***** Task input

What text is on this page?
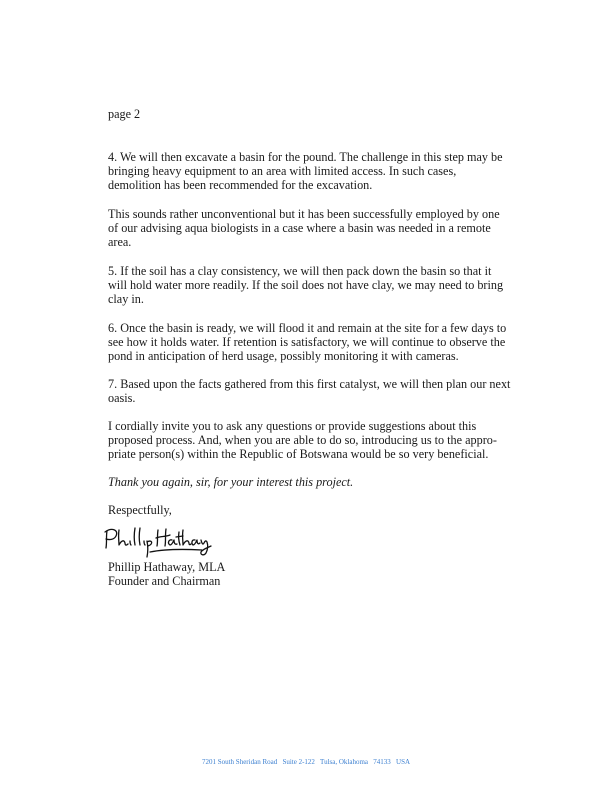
page 2
4. We will then excavate a basin for the pound. The challenge in this step may be
bringing heavy equipment to an area with limited access. In such cases,
demolition has been recommended for the excavation.
This sounds rather unconventional but it has been successfully employed by one
of our advising aqua biologists in a case where a basin was needed in a remote
area.
5. If the soil has a clay consistency, we will then pack down the basin so that it
will hold water more readily. If the soil does not have clay, we may need to bring
clay in.
6. Once the basin is ready, we will flood it and remain at the site for a few days to
see how it holds water. If retention is satisfactory, we will continue to observe the
pond in anticipation of herd usage, possibly monitoring it with cameras.
7. Based upon the facts gathered from this first catalyst, we will then plan our next
oasis.
I cordially invite you to ask any questions or provide suggestions about this
proposed process. And, when you are able to do so, introducing us to the appro-
priate person(s) within the Republic of Botswana would be so very beneficial.
Thank you again, sir, for your interest this project.
Respectfully,
Phillip Hathaway, MLA
Founder and Chairman
7201 South Sheridan Road   Suite 2-122   Tulsa, Oklahoma   74133   USA
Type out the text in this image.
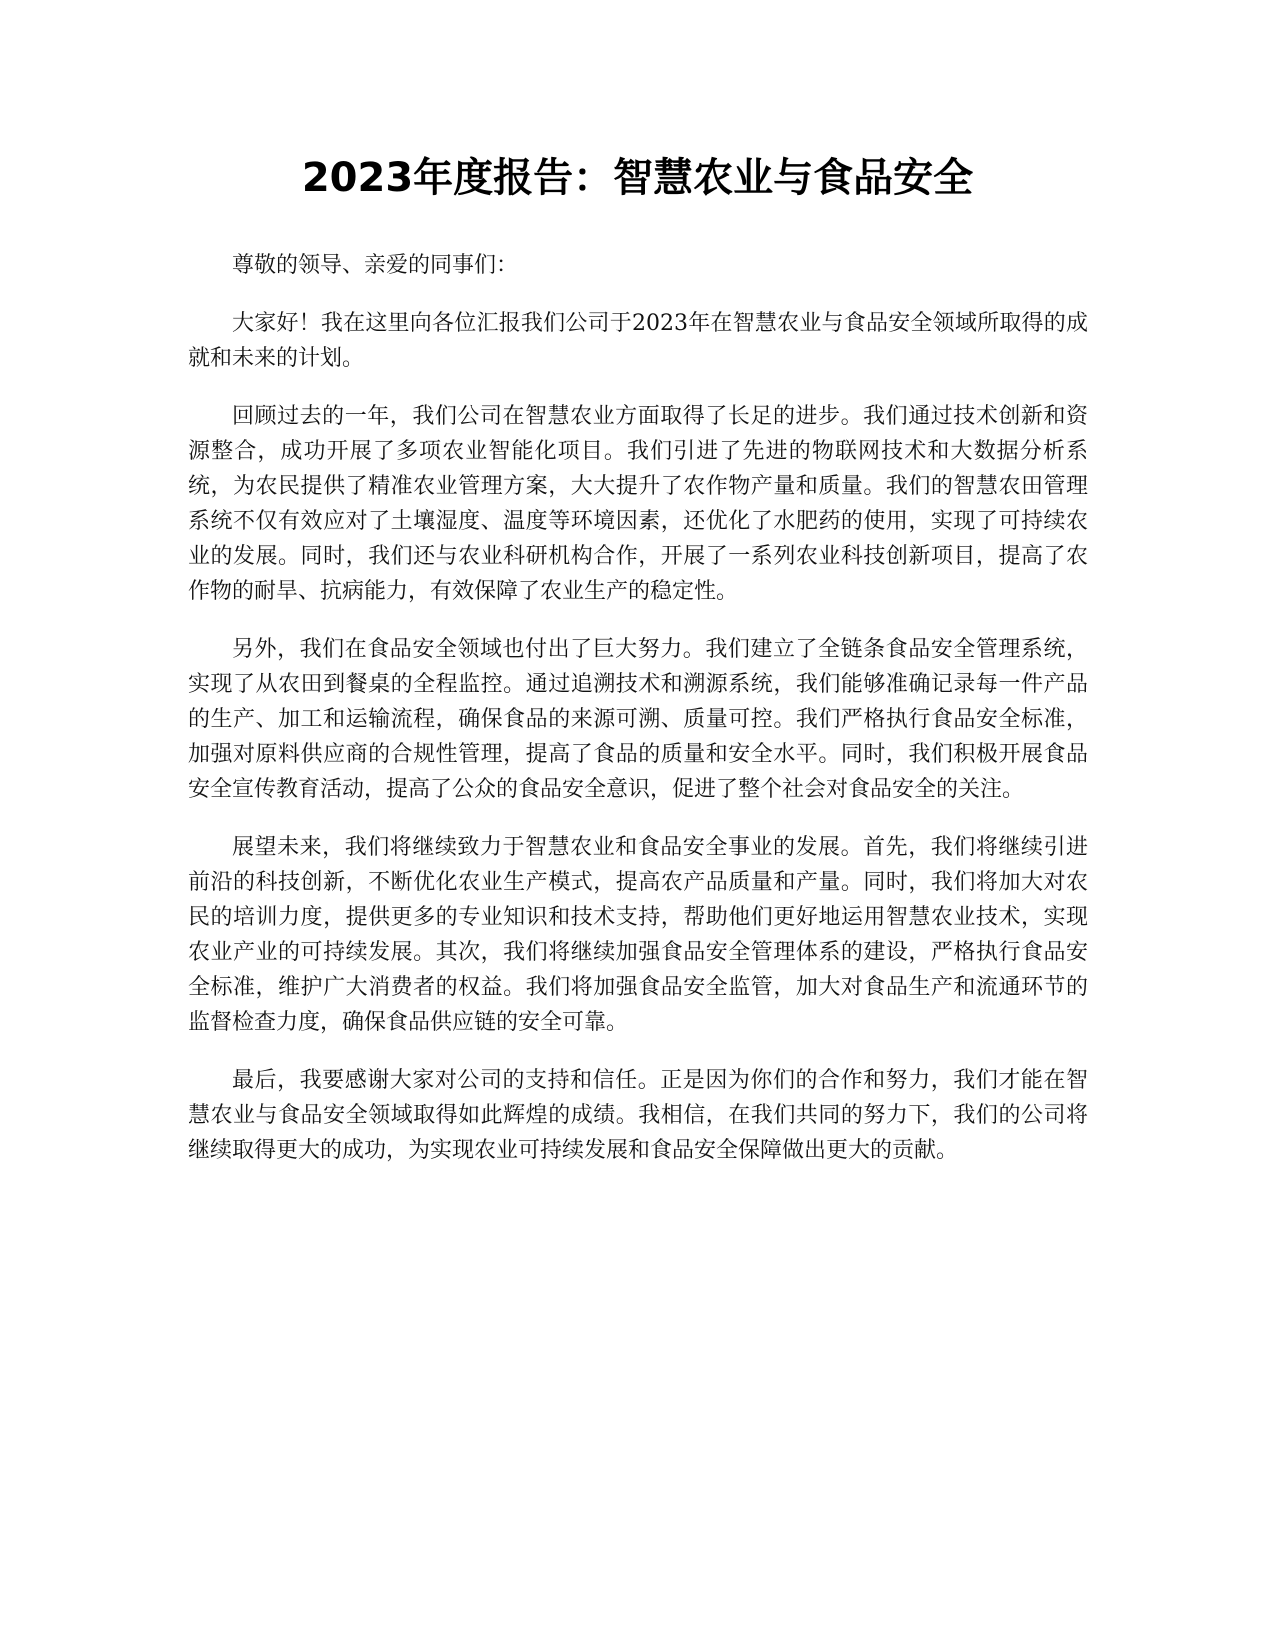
2023年度报告：智慧农业与食品安全

尊敬的领导、亲爱的同事们：

大家好！我在这里向各位汇报我们公司于2023年在智慧农业与食品安全领域所取得的成就和未来的计划。

回顾过去的一年，我们公司在智慧农业方面取得了长足的进步。我们通过技术创新和资源整合，成功开展了多项农业智能化项目。我们引进了先进的物联网技术和大数据分析系统，为农民提供了精准农业管理方案，大大提升了农作物产量和质量。我们的智慧农田管理系统不仅有效应对了土壤湿度、温度等环境因素，还优化了水肥药的使用，实现了可持续农业的发展。同时，我们还与农业科研机构合作，开展了一系列农业科技创新项目，提高了农作物的耐旱、抗病能力，有效保障了农业生产的稳定性。

另外，我们在食品安全领域也付出了巨大努力。我们建立了全链条食品安全管理系统，实现了从农田到餐桌的全程监控。通过追溯技术和溯源系统，我们能够准确记录每一件产品的生产、加工和运输流程，确保食品的来源可溯、质量可控。我们严格执行食品安全标准，加强对原料供应商的合规性管理，提高了食品的质量和安全水平。同时，我们积极开展食品安全宣传教育活动，提高了公众的食品安全意识，促进了整个社会对食品安全的关注。

展望未来，我们将继续致力于智慧农业和食品安全事业的发展。首先，我们将继续引进前沿的科技创新，不断优化农业生产模式，提高农产品质量和产量。同时，我们将加大对农民的培训力度，提供更多的专业知识和技术支持，帮助他们更好地运用智慧农业技术，实现农业产业的可持续发展。其次，我们将继续加强食品安全管理体系的建设，严格执行食品安全标准，维护广大消费者的权益。我们将加强食品安全监管，加大对食品生产和流通环节的监督检查力度，确保食品供应链的安全可靠。

最后，我要感谢大家对公司的支持和信任。正是因为你们的合作和努力，我们才能在智慧农业与食品安全领域取得如此辉煌的成绩。我相信，在我们共同的努力下，我们的公司将继续取得更大的成功，为实现农业可持续发展和食品安全保障做出更大的贡献。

**********

→ Stated goal: Restate the listing above word for word, and skip the pictures.

→ Answer below:
What text is on this page?
page 2
4. We will then excavate a basin for the pound. The challenge in this step may be
bringing heavy equipment to an area with limited access. In such cases,
demolition has been recommended for the excavation.
This sounds rather unconventional but it has been successfully employed by one
of our advising aqua biologists in a case where a basin was needed in a remote
area.
5. If the soil has a clay consistency, we will then pack down the basin so that it
will hold water more readily. If the soil does not have clay, we may need to bring
clay in.
6. Once the basin is ready, we will flood it and remain at the site for a few days to
see how it holds water. If retention is satisfactory, we will continue to observe the
pond in anticipation of herd usage, possibly monitoring it with cameras.
7. Based upon the facts gathered from this first catalyst, we will then plan our next
oasis.
I cordially invite you to ask any questions or provide suggestions about this
proposed process. And, when you are able to do so, introducing us to the appro-
priate person(s) within the Republic of Botswana would be so very beneficial.
Thank you again, sir, for your interest this project.
Respectfully,
Phillip Hathaway, MLA
Founder and Chairman
7201 South Sheridan Road   Suite 2-122   Tulsa, Oklahoma   74133   USA
Type out the text in this image.
2023年度报告：智慧农业与食品安全

尊敬的领导、亲爱的同事们：

大家好！我在这里向各位汇报我们公司于2023年在智慧农业与食品安全领域所取得的成就和未来的计划。

回顾过去的一年，我们公司在智慧农业方面取得了长足的进步。我们通过技术创新和资源整合，成功开展了多项农业智能化项目。我们引进了先进的物联网技术和大数据分析系统，为农民提供了精准农业管理方案，大大提升了农作物产量和质量。我们的智慧农田管理系统不仅有效应对了土壤湿度、温度等环境因素，还优化了水肥药的使用，实现了可持续农业的发展。同时，我们还与农业科研机构合作，开展了一系列农业科技创新项目，提高了农作物的耐旱、抗病能力，有效保障了农业生产的稳定性。

另外，我们在食品安全领域也付出了巨大努力。我们建立了全链条食品安全管理系统，实现了从农田到餐桌的全程监控。通过追溯技术和溯源系统，我们能够准确记录每一件产品的生产、加工和运输流程，确保食品的来源可溯、质量可控。我们严格执行食品安全标准，加强对原料供应商的合规性管理，提高了食品的质量和安全水平。同时，我们积极开展食品安全宣传教育活动，提高了公众的食品安全意识，促进了整个社会对食品安全的关注。

展望未来，我们将继续致力于智慧农业和食品安全事业的发展。首先，我们将继续引进前沿的科技创新，不断优化农业生产模式，提高农产品质量和产量。同时，我们将加大对农民的培训力度，提供更多的专业知识和技术支持，帮助他们更好地运用智慧农业技术，实现农业产业的可持续发展。其次，我们将继续加强食品安全管理体系的建设，严格执行食品安全标准，维护广大消费者的权益。我们将加强食品安全监管，加大对食品生产和流通环节的监督检查力度，确保食品供应链的安全可靠。

最后，我要感谢大家对公司的支持和信任。正是因为你们的合作和努力，我们才能在智慧农业与食品安全领域取得如此辉煌的成绩。我相信，在我们共同的努力下，我们的公司将继续取得更大的成功，为实现农业可持续发展和食品安全保障做出更大的贡献。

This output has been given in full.